* [TO DO] Lines containing the word "JSON" are to be located and copied.

--------------------------------

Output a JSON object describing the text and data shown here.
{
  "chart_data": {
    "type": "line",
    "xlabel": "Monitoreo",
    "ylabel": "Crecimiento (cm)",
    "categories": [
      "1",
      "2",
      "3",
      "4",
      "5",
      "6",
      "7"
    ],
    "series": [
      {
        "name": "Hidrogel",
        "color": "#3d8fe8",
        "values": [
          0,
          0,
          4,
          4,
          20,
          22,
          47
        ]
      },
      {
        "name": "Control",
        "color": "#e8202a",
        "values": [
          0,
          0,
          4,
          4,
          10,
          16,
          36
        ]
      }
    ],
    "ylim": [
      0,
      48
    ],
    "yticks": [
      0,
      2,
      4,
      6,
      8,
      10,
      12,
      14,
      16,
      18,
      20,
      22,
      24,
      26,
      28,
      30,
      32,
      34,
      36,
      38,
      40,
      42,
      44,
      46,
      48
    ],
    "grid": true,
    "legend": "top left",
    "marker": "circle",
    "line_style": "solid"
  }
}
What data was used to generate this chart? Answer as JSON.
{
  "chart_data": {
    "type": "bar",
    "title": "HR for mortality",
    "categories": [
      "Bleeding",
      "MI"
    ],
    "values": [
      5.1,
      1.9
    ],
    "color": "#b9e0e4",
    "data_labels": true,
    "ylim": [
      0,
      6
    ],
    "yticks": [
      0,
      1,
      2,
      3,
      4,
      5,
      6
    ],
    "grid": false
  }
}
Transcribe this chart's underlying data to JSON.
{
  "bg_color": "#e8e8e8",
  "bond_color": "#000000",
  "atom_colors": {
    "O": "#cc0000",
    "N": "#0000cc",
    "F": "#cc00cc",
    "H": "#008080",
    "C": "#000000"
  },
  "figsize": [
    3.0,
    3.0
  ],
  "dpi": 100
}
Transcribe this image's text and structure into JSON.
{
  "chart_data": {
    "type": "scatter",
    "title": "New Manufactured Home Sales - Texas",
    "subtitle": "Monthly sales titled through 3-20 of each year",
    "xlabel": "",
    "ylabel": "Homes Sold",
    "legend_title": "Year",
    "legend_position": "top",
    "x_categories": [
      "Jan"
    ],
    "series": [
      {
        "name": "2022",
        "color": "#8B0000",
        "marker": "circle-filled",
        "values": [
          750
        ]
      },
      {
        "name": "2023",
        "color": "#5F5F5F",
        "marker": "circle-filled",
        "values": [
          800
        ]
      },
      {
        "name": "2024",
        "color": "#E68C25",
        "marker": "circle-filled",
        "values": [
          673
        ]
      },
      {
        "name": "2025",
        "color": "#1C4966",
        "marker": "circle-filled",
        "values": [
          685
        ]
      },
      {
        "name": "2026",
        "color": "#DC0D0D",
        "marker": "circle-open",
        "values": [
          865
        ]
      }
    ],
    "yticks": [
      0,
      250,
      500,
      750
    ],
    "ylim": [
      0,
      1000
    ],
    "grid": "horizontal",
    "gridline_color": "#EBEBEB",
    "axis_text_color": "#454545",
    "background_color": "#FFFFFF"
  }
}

--------------------------------

* [COMPLETE OUTPUT]
Output a JSON object describing the text and data shown here.
What data was used to generate this chart? Answer as JSON.
Transcribe this chart's underlying data to JSON.
Transcribe this image's text and structure into JSON.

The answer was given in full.